* [WHAT IS EXPECTED]
Across the listing below, how many lines hold "vinyl"? Reply with the number by itself.

* [LISTED ENTRIES]
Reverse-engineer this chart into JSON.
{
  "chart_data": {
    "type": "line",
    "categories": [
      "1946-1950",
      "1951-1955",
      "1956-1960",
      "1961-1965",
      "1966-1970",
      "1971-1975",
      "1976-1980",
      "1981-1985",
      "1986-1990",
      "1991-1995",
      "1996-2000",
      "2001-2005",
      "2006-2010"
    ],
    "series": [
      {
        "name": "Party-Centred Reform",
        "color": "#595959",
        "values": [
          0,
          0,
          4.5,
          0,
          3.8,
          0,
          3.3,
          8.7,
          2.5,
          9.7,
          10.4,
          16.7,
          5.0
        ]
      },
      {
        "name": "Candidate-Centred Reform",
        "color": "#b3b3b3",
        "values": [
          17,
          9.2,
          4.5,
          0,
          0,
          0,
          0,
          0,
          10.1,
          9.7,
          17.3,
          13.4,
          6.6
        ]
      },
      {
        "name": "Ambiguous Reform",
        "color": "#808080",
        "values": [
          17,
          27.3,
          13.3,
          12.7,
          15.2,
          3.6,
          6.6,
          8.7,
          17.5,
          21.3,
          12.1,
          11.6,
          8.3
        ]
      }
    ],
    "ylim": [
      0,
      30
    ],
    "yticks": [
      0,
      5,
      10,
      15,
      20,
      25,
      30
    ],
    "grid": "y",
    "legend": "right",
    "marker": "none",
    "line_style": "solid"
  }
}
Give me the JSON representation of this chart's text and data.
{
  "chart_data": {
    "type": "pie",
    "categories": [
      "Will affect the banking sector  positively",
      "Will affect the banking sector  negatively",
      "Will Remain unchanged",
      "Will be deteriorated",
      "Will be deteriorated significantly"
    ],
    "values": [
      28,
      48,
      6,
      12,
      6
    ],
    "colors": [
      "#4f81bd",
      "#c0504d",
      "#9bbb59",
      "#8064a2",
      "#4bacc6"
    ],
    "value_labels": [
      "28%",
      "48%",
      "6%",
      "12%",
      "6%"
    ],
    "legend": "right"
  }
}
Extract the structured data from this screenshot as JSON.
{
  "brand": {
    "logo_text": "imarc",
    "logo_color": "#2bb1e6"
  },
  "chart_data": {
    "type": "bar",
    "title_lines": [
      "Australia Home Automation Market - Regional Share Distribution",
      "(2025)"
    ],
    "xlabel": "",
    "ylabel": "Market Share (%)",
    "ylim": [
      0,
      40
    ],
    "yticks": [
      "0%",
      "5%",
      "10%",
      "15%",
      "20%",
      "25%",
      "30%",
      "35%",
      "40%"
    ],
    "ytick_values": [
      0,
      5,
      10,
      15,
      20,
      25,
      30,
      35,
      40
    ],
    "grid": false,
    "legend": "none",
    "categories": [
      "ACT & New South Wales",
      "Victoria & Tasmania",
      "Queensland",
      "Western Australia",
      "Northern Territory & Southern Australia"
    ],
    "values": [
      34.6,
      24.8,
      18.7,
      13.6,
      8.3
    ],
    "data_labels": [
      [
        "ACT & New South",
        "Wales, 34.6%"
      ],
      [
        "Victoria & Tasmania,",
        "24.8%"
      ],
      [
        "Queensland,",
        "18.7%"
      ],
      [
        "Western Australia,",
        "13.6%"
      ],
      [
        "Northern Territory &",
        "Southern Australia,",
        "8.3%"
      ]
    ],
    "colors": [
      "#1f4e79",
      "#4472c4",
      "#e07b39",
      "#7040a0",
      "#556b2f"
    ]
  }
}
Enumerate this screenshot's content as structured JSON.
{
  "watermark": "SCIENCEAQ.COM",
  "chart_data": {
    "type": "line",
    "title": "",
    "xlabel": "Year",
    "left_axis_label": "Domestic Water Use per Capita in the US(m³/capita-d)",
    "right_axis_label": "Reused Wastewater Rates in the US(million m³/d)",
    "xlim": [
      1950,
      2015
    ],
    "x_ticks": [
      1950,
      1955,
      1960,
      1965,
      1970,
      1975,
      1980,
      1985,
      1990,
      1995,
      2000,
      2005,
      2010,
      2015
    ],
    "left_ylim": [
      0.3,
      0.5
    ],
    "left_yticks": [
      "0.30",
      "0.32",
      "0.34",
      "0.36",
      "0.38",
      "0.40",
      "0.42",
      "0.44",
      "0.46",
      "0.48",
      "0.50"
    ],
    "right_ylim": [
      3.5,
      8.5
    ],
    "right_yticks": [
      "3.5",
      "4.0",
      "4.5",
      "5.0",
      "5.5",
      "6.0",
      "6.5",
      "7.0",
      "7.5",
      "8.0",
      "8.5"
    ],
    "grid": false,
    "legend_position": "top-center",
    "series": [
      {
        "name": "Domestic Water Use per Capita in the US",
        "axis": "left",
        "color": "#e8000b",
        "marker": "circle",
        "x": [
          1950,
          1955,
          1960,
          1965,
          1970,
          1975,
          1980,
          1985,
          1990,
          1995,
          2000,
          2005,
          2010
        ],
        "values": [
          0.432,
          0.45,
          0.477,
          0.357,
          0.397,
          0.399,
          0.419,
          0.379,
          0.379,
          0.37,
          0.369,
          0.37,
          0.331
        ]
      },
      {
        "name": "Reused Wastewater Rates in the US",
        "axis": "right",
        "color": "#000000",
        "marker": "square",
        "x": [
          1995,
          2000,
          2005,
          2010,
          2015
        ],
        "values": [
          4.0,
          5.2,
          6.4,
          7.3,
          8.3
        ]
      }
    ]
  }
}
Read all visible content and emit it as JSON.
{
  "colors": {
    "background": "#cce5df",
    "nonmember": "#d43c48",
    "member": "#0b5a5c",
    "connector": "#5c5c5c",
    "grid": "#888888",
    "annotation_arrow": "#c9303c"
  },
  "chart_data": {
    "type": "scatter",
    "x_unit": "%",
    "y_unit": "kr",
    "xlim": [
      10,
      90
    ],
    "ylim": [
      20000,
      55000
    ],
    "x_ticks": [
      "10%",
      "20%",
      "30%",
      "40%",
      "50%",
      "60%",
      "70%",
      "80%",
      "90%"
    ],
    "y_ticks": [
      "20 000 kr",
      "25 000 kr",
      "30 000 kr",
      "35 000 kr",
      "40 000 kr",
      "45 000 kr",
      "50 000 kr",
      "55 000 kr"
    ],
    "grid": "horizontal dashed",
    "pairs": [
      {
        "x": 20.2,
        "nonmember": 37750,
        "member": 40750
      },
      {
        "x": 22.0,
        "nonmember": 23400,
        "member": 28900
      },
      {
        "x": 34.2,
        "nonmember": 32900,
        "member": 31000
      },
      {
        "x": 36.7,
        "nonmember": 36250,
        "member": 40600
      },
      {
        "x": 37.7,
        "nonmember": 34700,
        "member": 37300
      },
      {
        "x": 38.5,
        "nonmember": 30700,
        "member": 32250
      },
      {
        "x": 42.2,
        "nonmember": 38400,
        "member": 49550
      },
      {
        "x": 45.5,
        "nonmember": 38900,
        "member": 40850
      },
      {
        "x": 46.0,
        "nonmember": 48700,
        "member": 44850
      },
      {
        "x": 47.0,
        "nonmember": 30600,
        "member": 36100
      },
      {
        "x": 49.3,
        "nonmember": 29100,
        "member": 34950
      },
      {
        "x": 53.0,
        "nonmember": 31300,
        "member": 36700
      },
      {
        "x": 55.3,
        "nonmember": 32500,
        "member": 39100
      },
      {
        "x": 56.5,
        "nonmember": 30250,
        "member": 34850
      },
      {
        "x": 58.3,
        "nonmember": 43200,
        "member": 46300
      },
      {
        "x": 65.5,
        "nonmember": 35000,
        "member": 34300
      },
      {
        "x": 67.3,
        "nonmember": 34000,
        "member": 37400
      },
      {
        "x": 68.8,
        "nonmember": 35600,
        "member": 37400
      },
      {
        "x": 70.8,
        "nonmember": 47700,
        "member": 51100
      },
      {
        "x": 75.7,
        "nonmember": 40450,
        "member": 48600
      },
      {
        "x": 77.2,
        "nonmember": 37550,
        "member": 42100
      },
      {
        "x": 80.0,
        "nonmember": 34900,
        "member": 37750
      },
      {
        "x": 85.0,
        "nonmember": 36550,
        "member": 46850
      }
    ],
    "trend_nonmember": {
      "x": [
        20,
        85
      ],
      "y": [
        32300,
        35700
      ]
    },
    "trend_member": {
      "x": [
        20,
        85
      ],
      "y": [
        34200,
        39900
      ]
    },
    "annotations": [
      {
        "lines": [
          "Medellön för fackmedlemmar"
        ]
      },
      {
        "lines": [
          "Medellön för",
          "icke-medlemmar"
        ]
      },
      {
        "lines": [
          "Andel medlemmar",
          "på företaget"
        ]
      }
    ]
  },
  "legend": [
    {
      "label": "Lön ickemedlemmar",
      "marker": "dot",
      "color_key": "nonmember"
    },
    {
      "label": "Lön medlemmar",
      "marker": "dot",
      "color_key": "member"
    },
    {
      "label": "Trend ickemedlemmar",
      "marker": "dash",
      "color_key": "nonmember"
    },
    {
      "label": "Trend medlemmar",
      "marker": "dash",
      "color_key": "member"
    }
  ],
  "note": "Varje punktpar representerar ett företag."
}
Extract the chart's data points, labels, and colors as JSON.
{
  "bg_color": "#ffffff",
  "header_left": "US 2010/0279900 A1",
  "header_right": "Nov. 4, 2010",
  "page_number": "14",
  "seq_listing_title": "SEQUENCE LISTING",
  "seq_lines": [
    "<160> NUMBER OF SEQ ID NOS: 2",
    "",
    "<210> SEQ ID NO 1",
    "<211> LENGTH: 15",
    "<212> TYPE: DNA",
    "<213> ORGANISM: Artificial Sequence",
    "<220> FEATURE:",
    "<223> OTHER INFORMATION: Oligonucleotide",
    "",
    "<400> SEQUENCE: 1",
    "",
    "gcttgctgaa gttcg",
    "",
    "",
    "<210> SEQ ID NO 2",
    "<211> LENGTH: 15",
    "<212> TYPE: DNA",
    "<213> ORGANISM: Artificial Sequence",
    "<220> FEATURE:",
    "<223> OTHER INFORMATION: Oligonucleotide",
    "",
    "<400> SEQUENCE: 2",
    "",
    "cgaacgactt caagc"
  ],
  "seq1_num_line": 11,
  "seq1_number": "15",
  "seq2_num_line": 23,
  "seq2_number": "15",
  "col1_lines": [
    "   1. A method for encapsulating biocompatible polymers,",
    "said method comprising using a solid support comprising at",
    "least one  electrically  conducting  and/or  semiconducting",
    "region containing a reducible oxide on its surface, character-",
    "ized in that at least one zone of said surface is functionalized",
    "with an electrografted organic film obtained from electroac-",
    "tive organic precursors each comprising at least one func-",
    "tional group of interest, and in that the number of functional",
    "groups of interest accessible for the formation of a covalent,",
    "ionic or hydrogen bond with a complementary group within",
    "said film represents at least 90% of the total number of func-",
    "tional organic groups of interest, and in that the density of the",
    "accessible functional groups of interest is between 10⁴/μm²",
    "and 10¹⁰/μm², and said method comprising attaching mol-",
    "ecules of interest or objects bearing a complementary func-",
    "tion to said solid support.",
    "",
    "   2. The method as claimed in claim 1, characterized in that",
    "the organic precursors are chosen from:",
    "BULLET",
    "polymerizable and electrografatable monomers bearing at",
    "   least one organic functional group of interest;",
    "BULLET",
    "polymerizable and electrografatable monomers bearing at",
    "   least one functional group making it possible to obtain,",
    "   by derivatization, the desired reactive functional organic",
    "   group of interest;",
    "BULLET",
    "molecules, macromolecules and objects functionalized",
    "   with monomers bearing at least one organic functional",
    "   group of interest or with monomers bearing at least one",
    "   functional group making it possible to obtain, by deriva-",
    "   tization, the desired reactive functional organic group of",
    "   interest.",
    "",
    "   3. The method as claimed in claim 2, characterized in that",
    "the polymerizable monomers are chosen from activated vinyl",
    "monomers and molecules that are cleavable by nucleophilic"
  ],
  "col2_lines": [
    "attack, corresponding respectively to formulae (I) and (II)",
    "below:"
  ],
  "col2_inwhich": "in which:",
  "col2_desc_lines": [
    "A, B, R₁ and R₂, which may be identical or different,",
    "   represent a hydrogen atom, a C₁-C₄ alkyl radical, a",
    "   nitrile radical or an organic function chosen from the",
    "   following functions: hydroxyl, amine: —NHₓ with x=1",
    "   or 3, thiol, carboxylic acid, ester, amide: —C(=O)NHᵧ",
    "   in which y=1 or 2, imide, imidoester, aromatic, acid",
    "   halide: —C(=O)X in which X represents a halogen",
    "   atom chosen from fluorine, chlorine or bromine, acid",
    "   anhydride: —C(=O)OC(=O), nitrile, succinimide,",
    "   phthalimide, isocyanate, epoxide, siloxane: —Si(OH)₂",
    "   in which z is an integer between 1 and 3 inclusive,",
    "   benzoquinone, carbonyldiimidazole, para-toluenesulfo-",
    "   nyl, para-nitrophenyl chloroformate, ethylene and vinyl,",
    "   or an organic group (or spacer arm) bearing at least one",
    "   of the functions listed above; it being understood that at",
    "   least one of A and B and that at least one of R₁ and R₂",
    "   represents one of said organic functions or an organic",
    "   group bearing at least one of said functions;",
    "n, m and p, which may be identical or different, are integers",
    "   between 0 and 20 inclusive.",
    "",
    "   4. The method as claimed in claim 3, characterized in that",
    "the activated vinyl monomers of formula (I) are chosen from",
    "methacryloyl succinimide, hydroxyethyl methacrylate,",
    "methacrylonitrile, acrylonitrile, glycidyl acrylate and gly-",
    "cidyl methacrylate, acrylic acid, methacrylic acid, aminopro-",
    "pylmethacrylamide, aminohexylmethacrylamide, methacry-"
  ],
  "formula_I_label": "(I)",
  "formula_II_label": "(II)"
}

* [FINAL RESULT]
3